Work to complete
Sift the listing for lines that hold the string "Energy" and pull them out.

Source records
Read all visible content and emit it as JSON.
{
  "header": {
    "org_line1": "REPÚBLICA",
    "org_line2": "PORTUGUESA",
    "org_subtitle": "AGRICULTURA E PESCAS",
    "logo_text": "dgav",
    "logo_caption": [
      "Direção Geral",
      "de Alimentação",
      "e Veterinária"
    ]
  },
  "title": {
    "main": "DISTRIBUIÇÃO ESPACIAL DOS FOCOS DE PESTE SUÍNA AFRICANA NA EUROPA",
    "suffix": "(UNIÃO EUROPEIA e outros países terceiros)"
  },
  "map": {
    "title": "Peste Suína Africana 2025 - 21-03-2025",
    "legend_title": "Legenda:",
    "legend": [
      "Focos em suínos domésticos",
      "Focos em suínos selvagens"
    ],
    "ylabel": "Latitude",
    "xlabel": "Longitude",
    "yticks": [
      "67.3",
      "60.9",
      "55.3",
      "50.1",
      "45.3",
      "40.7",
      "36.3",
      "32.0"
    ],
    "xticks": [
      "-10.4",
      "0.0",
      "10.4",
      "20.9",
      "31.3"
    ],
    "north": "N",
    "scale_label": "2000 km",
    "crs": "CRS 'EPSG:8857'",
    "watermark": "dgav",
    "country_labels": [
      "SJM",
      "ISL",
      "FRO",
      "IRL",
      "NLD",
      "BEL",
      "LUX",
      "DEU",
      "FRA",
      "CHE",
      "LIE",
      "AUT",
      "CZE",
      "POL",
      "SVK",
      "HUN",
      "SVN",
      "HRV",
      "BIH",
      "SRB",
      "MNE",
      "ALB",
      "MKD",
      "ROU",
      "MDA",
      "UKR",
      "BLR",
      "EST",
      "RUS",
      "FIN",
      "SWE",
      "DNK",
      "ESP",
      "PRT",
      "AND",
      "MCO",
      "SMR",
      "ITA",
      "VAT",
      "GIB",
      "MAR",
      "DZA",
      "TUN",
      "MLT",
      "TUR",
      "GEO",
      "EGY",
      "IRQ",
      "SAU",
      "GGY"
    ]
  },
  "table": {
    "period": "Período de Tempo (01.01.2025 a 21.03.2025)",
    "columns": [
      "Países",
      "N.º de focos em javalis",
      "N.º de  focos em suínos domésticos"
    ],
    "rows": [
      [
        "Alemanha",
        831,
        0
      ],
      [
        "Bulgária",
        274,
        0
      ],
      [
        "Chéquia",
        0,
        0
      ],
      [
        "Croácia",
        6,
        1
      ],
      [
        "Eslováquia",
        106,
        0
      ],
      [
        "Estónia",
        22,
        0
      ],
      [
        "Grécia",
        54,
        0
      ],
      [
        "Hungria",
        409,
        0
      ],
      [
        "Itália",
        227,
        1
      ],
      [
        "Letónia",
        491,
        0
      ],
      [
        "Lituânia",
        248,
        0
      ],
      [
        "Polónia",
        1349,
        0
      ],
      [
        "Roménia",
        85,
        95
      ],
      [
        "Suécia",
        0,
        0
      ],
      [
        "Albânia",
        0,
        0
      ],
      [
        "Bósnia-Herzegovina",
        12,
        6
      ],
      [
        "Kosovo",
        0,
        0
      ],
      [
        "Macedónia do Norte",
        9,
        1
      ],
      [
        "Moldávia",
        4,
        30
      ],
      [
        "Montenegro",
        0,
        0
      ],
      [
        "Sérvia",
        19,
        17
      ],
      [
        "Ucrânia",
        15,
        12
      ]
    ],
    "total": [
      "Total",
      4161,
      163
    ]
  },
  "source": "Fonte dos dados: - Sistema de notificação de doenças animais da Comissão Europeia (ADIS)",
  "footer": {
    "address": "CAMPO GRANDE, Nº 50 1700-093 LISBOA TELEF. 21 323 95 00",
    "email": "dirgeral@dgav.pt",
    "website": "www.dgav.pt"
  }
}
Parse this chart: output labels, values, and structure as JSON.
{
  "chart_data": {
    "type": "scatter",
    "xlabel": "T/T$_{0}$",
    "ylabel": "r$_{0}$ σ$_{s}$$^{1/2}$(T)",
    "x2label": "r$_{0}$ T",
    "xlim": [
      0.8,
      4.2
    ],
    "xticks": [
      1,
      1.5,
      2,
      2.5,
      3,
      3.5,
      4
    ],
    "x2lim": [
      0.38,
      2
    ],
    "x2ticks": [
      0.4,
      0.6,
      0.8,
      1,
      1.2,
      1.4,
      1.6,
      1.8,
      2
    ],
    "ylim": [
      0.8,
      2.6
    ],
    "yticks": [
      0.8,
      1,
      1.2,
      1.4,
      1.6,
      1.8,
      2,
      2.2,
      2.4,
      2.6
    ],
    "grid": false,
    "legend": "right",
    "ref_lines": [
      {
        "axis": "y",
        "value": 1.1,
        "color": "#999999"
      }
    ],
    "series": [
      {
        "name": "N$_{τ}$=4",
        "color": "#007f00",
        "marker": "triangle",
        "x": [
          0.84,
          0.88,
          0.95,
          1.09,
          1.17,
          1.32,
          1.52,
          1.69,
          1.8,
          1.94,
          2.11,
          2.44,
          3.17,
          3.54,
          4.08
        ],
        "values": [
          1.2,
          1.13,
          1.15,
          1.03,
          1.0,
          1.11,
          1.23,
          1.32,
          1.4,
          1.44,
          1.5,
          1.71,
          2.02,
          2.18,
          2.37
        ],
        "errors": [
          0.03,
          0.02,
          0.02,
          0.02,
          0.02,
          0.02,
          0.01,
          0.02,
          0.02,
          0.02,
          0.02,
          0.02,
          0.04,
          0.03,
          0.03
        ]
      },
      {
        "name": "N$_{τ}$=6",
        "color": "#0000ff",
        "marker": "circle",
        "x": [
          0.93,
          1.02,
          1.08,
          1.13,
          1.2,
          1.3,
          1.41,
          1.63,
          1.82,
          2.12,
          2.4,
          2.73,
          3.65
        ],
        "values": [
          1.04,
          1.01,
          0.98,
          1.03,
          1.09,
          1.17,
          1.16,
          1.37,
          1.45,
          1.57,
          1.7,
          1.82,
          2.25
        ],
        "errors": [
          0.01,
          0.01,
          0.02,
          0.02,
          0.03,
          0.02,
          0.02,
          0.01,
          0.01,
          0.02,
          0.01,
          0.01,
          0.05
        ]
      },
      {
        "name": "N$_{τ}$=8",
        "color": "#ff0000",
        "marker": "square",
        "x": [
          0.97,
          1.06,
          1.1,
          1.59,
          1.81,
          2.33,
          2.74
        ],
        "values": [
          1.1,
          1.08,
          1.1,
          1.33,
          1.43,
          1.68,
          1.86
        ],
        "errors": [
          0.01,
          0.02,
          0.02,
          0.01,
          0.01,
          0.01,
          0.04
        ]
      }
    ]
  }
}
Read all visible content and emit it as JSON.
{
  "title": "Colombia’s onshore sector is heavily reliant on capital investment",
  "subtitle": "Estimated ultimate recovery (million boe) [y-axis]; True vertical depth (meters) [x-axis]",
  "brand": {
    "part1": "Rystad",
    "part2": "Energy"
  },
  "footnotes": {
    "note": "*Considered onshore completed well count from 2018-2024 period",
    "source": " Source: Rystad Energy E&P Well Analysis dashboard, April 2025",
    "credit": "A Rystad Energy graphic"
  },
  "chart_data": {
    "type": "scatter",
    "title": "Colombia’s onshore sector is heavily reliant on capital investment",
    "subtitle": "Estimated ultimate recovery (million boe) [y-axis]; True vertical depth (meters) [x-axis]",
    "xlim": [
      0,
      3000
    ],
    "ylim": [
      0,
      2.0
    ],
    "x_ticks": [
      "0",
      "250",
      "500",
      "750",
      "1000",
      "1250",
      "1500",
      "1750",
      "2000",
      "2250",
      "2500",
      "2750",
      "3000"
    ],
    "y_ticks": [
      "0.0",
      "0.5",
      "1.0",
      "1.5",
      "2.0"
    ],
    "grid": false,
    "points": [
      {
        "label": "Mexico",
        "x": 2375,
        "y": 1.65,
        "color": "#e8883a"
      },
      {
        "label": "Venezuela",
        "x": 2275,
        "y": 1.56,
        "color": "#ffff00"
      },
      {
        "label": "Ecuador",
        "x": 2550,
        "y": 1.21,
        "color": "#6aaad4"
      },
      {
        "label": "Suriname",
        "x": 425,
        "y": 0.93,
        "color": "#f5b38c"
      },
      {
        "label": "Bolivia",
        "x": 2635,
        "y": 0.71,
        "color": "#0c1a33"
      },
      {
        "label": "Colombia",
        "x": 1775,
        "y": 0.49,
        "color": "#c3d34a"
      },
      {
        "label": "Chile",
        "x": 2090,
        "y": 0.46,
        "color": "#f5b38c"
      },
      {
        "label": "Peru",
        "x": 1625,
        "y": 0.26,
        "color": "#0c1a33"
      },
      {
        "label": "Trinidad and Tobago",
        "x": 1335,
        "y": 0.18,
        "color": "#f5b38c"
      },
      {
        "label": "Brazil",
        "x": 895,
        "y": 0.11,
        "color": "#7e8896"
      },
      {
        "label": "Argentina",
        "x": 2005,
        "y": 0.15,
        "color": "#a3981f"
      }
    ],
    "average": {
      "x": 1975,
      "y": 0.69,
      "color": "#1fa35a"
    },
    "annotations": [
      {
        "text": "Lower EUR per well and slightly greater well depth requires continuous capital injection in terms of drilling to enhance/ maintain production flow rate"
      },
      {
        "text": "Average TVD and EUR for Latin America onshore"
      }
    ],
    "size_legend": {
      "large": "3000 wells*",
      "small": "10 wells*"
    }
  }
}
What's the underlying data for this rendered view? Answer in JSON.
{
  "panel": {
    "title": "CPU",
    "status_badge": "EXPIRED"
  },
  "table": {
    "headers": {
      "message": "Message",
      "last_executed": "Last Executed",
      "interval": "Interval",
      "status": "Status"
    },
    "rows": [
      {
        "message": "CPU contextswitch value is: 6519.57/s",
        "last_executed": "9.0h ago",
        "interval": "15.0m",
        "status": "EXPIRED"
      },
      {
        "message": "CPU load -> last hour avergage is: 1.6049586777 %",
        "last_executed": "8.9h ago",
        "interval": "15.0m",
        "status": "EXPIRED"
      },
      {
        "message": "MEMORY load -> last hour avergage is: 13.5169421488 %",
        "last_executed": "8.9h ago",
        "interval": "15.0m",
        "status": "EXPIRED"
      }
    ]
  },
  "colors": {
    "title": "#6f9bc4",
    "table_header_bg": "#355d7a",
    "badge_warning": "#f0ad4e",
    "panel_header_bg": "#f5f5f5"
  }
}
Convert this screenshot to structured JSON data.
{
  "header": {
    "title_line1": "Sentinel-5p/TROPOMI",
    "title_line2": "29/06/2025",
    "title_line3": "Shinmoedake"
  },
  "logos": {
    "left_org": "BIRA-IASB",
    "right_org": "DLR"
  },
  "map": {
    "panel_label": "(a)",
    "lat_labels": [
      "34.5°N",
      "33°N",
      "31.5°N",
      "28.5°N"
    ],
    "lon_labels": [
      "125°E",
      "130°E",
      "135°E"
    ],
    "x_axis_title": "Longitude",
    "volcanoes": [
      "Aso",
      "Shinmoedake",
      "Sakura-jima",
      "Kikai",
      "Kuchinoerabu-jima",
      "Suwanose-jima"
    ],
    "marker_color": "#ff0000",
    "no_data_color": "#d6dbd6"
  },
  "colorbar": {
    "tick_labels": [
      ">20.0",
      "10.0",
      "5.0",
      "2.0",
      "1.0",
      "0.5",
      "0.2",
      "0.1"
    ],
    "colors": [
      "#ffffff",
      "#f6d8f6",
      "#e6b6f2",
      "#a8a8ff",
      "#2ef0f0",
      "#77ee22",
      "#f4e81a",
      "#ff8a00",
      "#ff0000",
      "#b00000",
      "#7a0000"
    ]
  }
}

Result below
    "part2": "Energy"
    "source": " Source: Rystad Energy E&P Well Analysis dashboard, April 2025",
    "credit": "A Rystad Energy graphic"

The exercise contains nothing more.